(Stored data entries)
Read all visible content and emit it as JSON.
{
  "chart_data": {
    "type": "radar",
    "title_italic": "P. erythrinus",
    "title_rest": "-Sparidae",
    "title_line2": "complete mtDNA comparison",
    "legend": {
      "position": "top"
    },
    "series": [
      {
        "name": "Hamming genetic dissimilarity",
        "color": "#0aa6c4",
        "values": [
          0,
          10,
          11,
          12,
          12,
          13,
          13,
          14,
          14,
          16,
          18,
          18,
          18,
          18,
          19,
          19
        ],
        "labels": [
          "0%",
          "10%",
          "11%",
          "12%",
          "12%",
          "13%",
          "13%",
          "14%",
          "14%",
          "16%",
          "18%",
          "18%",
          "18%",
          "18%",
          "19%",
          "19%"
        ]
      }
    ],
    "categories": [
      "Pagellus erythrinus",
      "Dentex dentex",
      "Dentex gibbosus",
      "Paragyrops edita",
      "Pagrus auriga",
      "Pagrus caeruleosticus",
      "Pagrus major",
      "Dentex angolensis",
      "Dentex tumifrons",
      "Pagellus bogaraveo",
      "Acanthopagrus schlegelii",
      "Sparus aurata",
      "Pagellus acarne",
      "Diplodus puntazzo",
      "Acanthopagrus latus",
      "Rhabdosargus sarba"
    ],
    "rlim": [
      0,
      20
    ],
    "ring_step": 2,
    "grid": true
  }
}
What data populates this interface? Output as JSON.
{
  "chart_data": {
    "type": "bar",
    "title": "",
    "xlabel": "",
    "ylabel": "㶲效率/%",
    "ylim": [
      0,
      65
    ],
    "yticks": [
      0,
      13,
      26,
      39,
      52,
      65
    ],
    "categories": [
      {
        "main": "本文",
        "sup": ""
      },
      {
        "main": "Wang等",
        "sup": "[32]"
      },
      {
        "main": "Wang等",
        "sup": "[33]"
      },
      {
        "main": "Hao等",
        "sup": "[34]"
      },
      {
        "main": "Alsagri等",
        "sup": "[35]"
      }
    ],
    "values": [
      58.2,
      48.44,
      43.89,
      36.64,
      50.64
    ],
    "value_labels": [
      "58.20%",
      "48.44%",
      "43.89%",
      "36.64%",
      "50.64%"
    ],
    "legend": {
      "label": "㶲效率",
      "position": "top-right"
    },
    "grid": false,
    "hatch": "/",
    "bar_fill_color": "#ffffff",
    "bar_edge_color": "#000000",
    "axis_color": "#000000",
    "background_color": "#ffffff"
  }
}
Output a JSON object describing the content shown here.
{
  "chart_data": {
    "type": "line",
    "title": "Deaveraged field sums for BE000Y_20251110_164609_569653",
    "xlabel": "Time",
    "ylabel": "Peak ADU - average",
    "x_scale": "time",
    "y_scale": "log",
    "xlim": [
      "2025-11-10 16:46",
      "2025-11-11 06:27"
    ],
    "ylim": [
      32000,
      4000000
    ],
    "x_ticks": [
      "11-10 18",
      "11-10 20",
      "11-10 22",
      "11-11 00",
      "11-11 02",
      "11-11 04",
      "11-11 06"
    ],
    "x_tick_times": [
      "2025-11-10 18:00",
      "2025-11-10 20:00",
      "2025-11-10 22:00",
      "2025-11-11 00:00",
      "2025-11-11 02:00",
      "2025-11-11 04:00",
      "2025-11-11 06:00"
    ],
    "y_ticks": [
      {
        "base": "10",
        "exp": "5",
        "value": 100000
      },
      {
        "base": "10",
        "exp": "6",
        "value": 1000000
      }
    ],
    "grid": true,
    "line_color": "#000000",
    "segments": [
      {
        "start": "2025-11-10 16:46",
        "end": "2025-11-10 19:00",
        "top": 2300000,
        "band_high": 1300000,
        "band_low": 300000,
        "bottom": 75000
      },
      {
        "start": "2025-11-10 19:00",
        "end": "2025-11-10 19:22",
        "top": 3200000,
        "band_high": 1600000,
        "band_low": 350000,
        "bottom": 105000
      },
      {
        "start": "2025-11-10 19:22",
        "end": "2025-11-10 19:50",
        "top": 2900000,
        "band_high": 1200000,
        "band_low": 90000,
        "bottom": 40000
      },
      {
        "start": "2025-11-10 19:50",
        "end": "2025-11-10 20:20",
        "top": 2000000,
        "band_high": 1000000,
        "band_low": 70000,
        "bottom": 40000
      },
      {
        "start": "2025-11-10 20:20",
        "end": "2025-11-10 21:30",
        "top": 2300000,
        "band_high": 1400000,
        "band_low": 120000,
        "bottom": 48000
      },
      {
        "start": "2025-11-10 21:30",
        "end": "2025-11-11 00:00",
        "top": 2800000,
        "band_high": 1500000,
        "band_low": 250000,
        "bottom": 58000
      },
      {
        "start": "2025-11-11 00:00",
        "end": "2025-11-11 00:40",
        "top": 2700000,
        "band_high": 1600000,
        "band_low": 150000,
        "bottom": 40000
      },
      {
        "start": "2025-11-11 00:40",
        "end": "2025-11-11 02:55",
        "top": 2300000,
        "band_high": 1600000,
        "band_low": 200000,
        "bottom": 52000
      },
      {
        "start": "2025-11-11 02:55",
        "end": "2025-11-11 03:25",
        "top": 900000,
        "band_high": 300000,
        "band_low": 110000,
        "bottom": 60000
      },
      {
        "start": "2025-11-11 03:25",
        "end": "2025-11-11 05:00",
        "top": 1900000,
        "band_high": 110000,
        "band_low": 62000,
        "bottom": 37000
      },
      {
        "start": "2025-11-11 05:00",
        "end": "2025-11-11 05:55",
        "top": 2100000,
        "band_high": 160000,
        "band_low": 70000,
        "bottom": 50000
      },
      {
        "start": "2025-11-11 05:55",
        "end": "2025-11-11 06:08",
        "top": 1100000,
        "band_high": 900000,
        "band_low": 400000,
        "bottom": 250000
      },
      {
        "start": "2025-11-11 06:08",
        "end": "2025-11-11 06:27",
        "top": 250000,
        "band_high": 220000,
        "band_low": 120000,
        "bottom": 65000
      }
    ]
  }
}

# DIRECTIONS FOR THIS TASK
Produce an exact copy of all the records.

# RESULT
Read all visible content and emit it as JSON.
{
  "chart_data": {
    "type": "radar",
    "title_italic": "P. erythrinus",
    "title_rest": "-Sparidae",
    "title_line2": "complete mtDNA comparison",
    "legend": {
      "position": "top"
    },
    "series": [
      {
        "name": "Hamming genetic dissimilarity",
        "color": "#0aa6c4",
        "values": [
          0,
          10,
          11,
          12,
          12,
          13,
          13,
          14,
          14,
          16,
          18,
          18,
          18,
          18,
          19,
          19
        ],
        "labels": [
          "0%",
          "10%",
          "11%",
          "12%",
          "12%",
          "13%",
          "13%",
          "14%",
          "14%",
          "16%",
          "18%",
          "18%",
          "18%",
          "18%",
          "19%",
          "19%"
        ]
      }
    ],
    "categories": [
      "Pagellus erythrinus",
      "Dentex dentex",
      "Dentex gibbosus",
      "Paragyrops edita",
      "Pagrus auriga",
      "Pagrus caeruleosticus",
      "Pagrus major",
      "Dentex angolensis",
      "Dentex tumifrons",
      "Pagellus bogaraveo",
      "Acanthopagrus schlegelii",
      "Sparus aurata",
      "Pagellus acarne",
      "Diplodus puntazzo",
      "Acanthopagrus latus",
      "Rhabdosargus sarba"
    ],
    "rlim": [
      0,
      20
    ],
    "ring_step": 2,
    "grid": true
  }
}
What data populates this interface? Output as JSON.
{
  "chart_data": {
    "type": "bar",
    "title": "",
    "xlabel": "",
    "ylabel": "㶲效率/%",
    "ylim": [
      0,
      65
    ],
    "yticks": [
      0,
      13,
      26,
      39,
      52,
      65
    ],
    "categories": [
      {
        "main": "本文",
        "sup": ""
      },
      {
        "main": "Wang等",
        "sup": "[32]"
      },
      {
        "main": "Wang等",
        "sup": "[33]"
      },
      {
        "main": "Hao等",
        "sup": "[34]"
      },
      {
        "main": "Alsagri等",
        "sup": "[35]"
      }
    ],
    "values": [
      58.2,
      48.44,
      43.89,
      36.64,
      50.64
    ],
    "value_labels": [
      "58.20%",
      "48.44%",
      "43.89%",
      "36.64%",
      "50.64%"
    ],
    "legend": {
      "label": "㶲效率",
      "position": "top-right"
    },
    "grid": false,
    "hatch": "/",
    "bar_fill_color": "#ffffff",
    "bar_edge_color": "#000000",
    "axis_color": "#000000",
    "background_color": "#ffffff"
  }
}
Output a JSON object describing the content shown here.
{
  "chart_data": {
    "type": "line",
    "title": "Deaveraged field sums for BE000Y_20251110_164609_569653",
    "xlabel": "Time",
    "ylabel": "Peak ADU - average",
    "x_scale": "time",
    "y_scale": "log",
    "xlim": [
      "2025-11-10 16:46",
      "2025-11-11 06:27"
    ],
    "ylim": [
      32000,
      4000000
    ],
    "x_ticks": [
      "11-10 18",
      "11-10 20",
      "11-10 22",
      "11-11 00",
      "11-11 02",
      "11-11 04",
      "11-11 06"
    ],
    "x_tick_times": [
      "2025-11-10 18:00",
      "2025-11-10 20:00",
      "2025-11-10 22:00",
      "2025-11-11 00:00",
      "2025-11-11 02:00",
      "2025-11-11 04:00",
      "2025-11-11 06:00"
    ],
    "y_ticks": [
      {
        "base": "10",
        "exp": "5",
        "value": 100000
      },
      {
        "base": "10",
        "exp": "6",
        "value": 1000000
      }
    ],
    "grid": true,
    "line_color": "#000000",
    "segments": [
      {
        "start": "2025-11-10 16:46",
        "end": "2025-11-10 19:00",
        "top": 2300000,
        "band_high": 1300000,
        "band_low": 300000,
        "bottom": 75000
      },
      {
        "start": "2025-11-10 19:00",
        "end": "2025-11-10 19:22",
        "top": 3200000,
        "band_high": 1600000,
        "band_low": 350000,
        "bottom": 105000
      },
      {
        "start": "2025-11-10 19:22",
        "end": "2025-11-10 19:50",
        "top": 2900000,
        "band_high": 1200000,
        "band_low": 90000,
        "bottom": 40000
      },
      {
        "start": "2025-11-10 19:50",
        "end": "2025-11-10 20:20",
        "top": 2000000,
        "band_high": 1000000,
        "band_low": 70000,
        "bottom": 40000
      },
      {
        "start": "2025-11-10 20:20",
        "end": "2025-11-10 21:30",
        "top": 2300000,
        "band_high": 1400000,
        "band_low": 120000,
        "bottom": 48000
      },
      {
        "start": "2025-11-10 21:30",
        "end": "2025-11-11 00:00",
        "top": 2800000,
        "band_high": 1500000,
        "band_low": 250000,
        "bottom": 58000
      },
      {
        "start": "2025-11-11 00:00",
        "end": "2025-11-11 00:40",
        "top": 2700000,
        "band_high": 1600000,
        "band_low": 150000,
        "bottom": 40000
      },
      {
        "start": "2025-11-11 00:40",
        "end": "2025-11-11 02:55",
        "top": 2300000,
        "band_high": 1600000,
        "band_low": 200000,
        "bottom": 52000
      },
      {
        "start": "2025-11-11 02:55",
        "end": "2025-11-11 03:25",
        "top": 900000,
        "band_high": 300000,
        "band_low": 110000,
        "bottom": 60000
      },
      {
        "start": "2025-11-11 03:25",
        "end": "2025-11-11 05:00",
        "top": 1900000,
        "band_high": 110000,
        "band_low": 62000,
        "bottom": 37000
      },
      {
        "start": "2025-11-11 05:00",
        "end": "2025-11-11 05:55",
        "top": 2100000,
        "band_high": 160000,
        "band_low": 70000,
        "bottom": 50000
      },
      {
        "start": "2025-11-11 05:55",
        "end": "2025-11-11 06:08",
        "top": 1100000,
        "band_high": 900000,
        "band_low": 400000,
        "bottom": 250000
      },
      {
        "start": "2025-11-11 06:08",
        "end": "2025-11-11 06:27",
        "top": 250000,
        "band_high": 220000,
        "band_low": 120000,
        "bottom": 65000
      }
    ]
  }
}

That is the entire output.